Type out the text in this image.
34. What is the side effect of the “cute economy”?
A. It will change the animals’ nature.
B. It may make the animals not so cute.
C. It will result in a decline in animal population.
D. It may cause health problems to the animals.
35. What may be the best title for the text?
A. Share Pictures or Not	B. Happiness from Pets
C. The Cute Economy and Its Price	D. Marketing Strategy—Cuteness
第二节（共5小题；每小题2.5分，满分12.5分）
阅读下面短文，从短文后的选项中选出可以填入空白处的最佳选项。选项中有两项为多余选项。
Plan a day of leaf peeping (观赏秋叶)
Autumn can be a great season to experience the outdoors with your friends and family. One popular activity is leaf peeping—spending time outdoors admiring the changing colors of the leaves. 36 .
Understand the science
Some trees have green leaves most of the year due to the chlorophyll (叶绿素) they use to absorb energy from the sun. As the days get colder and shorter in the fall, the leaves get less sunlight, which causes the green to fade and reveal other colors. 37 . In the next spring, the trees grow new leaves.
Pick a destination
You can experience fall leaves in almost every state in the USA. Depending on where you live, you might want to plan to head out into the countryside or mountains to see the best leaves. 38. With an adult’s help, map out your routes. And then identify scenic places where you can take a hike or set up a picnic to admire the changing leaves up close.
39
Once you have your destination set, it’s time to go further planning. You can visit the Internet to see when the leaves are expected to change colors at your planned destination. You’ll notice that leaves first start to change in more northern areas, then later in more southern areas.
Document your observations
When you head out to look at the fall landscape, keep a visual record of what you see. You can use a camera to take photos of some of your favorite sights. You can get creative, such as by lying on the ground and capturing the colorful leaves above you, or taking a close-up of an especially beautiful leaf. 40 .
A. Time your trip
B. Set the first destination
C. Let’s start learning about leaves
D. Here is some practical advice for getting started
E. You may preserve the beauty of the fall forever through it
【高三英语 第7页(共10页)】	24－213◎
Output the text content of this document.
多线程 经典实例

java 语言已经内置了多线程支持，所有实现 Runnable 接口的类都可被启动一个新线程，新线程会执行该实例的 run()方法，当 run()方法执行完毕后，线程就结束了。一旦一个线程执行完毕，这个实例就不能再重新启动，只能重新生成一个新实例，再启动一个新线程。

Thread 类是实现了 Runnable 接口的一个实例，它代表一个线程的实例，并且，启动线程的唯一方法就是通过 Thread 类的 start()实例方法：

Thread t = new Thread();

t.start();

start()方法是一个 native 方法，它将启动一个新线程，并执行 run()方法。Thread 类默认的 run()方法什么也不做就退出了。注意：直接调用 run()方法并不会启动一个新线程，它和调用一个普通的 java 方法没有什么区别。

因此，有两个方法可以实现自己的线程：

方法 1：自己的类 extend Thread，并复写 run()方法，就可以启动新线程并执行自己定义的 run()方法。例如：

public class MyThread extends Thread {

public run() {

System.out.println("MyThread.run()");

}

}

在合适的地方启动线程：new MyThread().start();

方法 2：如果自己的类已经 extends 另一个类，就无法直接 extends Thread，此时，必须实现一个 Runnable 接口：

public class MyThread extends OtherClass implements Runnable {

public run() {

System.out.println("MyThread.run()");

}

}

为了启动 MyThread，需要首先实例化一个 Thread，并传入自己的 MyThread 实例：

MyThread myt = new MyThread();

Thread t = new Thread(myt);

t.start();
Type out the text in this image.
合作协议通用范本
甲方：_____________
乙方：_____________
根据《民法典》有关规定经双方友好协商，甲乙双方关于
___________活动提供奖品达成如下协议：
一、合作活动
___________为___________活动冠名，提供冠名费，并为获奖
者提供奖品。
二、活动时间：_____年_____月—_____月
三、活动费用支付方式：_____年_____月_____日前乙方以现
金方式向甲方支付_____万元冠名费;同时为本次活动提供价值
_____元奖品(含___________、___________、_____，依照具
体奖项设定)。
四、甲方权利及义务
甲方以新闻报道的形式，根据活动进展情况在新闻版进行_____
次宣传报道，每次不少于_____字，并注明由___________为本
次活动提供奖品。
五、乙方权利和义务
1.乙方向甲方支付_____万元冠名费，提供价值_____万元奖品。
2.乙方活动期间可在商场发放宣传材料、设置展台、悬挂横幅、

^^^^

TASK INSTRUCTIONS: Collect every line from the records above that contains the word "first".

CORRECT OUTPUT:
Once you have your destination set, it’s time to go further planning. You can visit the Internet to see when the leaves are expected to change colors at your planned destination. You’ll notice that leaves first start to change in more northern areas, then later in more southern areas.
B. Set the first destination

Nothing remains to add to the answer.